▶ _TASK INSTRUCTIONS_
Retype the whole listing, please, keeping every line exact and dropping the pictures.

▶ _RECORD LIST_

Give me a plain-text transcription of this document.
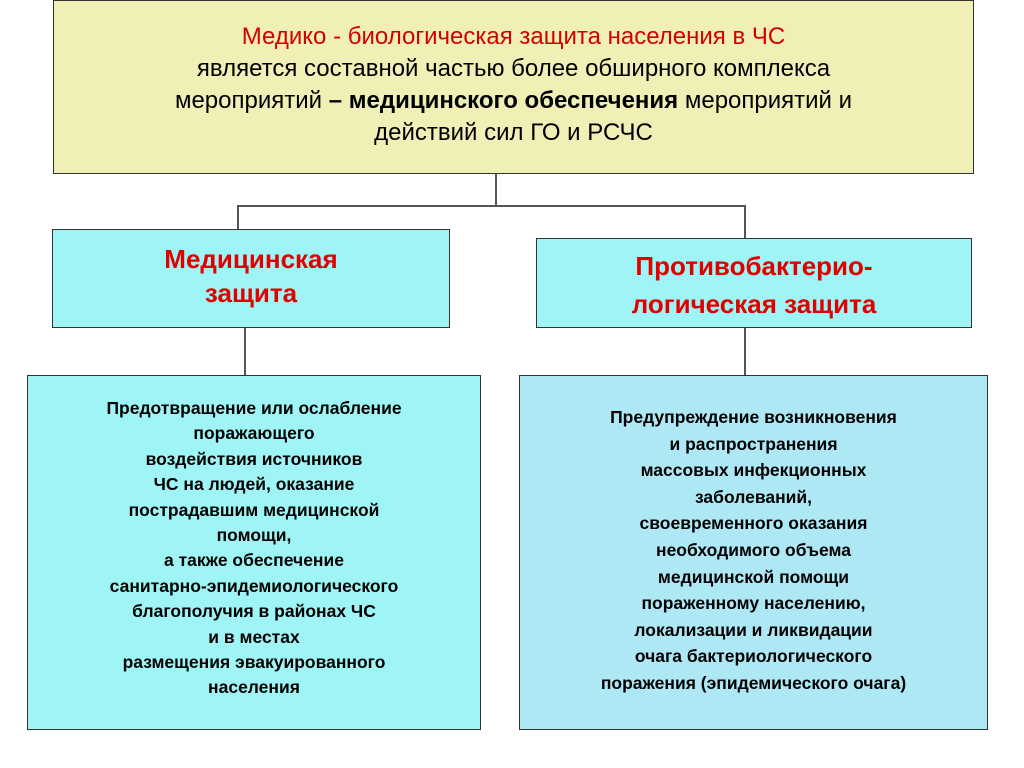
Медико - биологическая защита населения в ЧС
является составной частью более обширного комплекса
мероприятий – медицинского обеспечения мероприятий и
действий сил ГО и РСЧС
Медицинская
защита
Противобактерио-
логическая защита
Предотвращение или ослабление
поражающего
воздействия источников
ЧС на людей, оказание
пострадавшим медицинской
помощи,
а также обеспечение
санитарно-эпидемиологического
благополучия в районах ЧС
и в местах
размещения эвакуированного
населения
Предупреждение возникновения
и распространения
массовых инфекционных
заболеваний,
своевременного оказания
необходимого объема
медицинской помощи
пораженному населению,
локализации и ликвидации
очага бактериологического
поражения (эпидемического очага)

▶ _RESPONSE TO THIS TASK_
Give me a plain-text transcription of this document.
Медико - биологическая защита населения в ЧС
является составной частью более обширного комплекса
мероприятий – медицинского обеспечения мероприятий и
действий сил ГО и РСЧС
Медицинская
защита
Противобактерио-
логическая защита
Предотвращение или ослабление
поражающего
воздействия источников
ЧС на людей, оказание
пострадавшим медицинской
помощи,
а также обеспечение
санитарно-эпидемиологического
благополучия в районах ЧС
и в местах
размещения эвакуированного
населения
Предупреждение возникновения
и распространения
массовых инфекционных
заболеваний,
своевременного оказания
необходимого объема
медицинской помощи
пораженному населению,
локализации и ликвидации
очага бактериологического
поражения (эпидемического очага)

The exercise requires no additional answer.